[Dataset records]
________
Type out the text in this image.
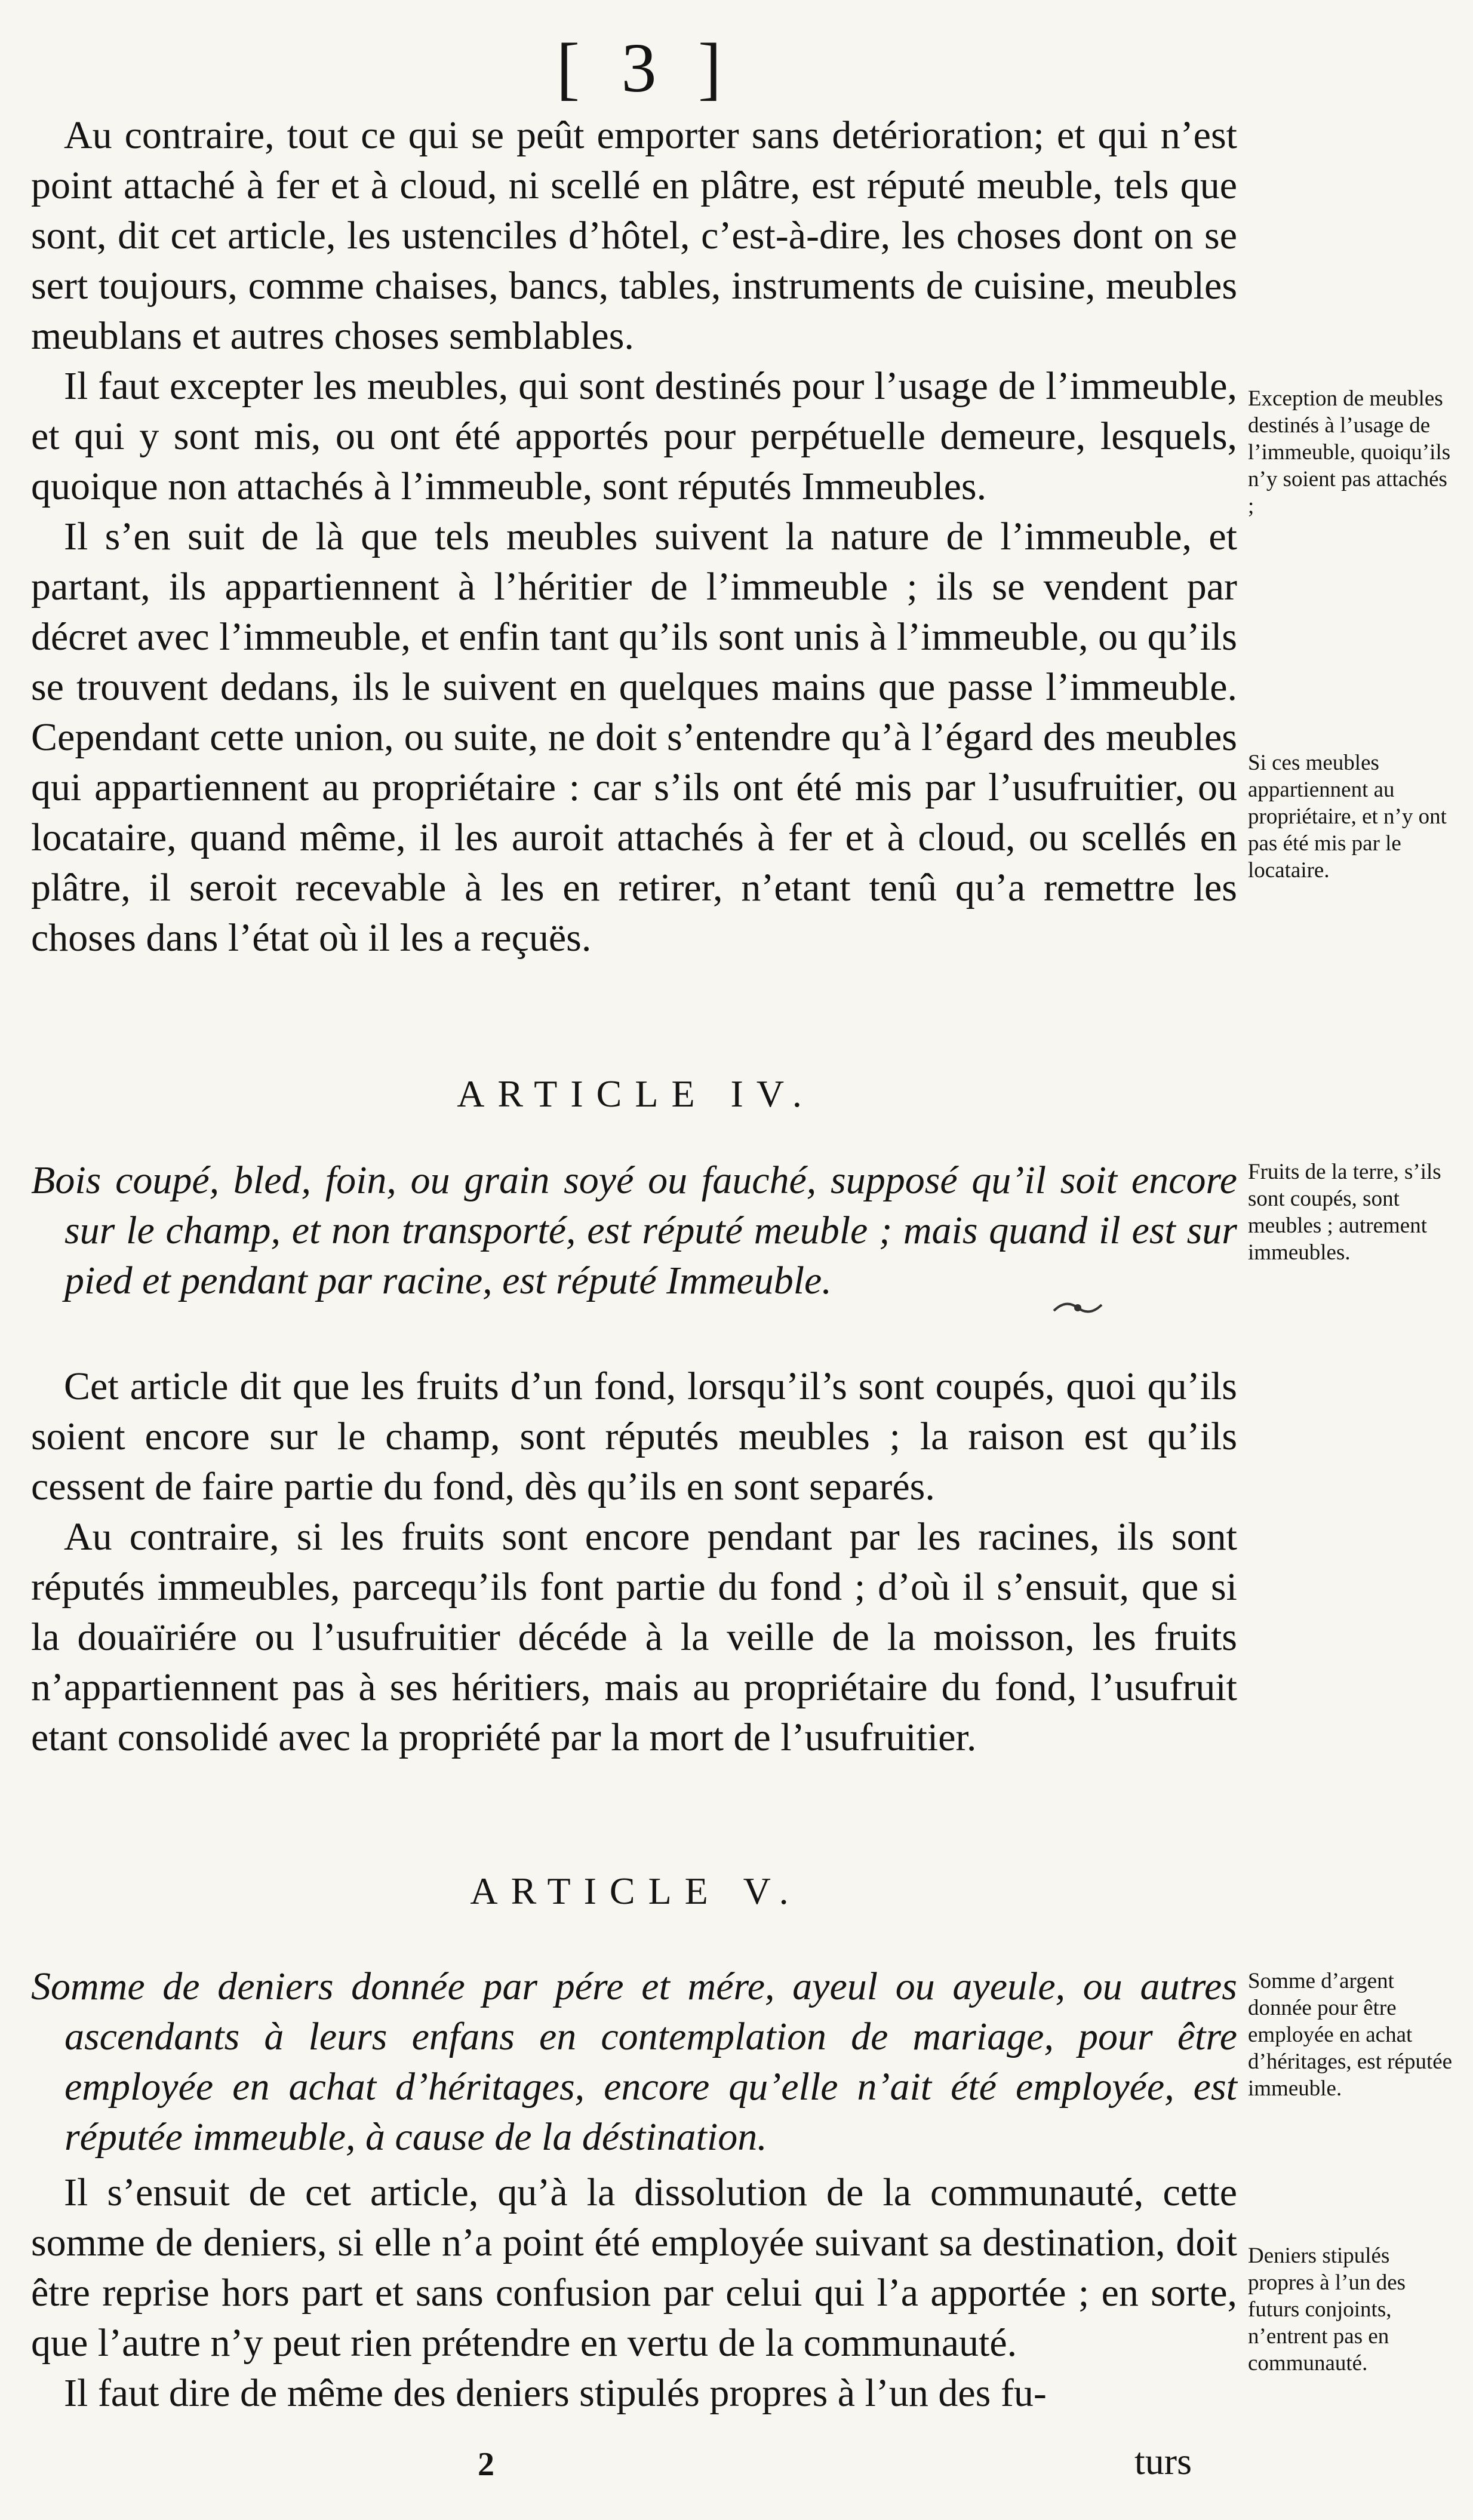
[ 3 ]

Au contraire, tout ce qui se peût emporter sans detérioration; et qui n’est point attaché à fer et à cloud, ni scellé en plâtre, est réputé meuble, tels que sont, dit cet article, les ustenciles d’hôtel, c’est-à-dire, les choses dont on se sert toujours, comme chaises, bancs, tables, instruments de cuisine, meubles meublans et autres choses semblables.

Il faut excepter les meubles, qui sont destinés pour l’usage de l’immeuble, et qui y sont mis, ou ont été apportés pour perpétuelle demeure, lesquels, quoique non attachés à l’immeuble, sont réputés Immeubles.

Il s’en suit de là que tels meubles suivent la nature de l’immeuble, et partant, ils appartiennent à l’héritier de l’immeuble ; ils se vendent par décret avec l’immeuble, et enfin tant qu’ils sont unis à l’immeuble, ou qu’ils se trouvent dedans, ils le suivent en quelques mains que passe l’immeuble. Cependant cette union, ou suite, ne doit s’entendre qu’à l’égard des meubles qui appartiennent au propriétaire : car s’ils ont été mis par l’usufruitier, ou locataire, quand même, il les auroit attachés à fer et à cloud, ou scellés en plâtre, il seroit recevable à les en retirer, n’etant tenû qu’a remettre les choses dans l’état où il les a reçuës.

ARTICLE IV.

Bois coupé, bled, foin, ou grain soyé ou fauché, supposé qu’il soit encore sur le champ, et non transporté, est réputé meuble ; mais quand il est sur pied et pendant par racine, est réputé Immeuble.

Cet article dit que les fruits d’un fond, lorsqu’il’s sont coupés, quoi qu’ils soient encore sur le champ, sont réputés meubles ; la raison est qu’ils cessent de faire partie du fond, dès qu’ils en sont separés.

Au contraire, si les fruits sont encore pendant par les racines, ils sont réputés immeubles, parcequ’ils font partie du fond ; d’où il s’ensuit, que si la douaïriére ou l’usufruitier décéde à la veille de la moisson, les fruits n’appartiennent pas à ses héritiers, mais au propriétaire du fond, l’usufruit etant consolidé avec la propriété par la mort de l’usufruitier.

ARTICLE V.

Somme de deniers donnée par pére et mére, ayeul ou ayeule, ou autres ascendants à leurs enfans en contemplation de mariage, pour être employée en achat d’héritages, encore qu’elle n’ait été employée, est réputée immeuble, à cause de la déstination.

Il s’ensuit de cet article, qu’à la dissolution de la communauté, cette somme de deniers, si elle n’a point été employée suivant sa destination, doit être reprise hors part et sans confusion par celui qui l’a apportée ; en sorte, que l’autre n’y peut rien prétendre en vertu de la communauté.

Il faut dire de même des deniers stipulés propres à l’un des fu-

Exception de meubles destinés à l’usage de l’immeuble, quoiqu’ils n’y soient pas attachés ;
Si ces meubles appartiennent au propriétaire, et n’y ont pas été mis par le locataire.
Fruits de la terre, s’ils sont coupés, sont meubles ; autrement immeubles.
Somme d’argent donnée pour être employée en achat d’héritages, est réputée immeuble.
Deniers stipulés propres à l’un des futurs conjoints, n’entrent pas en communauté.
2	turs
________
[What you are asked to do] In the records above, find each line with the word "réputée" and copy it.

[Result for this exercise]
Somme de deniers donnée par pére et mére, ayeul ou ayeule, ou autres ascendants à leurs enfans en contemplation de mariage, pour être employée en achat d’héritages, encore qu’elle n’ait été employée, est réputée immeuble, à cause de la déstination.
Somme d’argent donnée pour être employée en achat d’héritages, est réputée immeuble.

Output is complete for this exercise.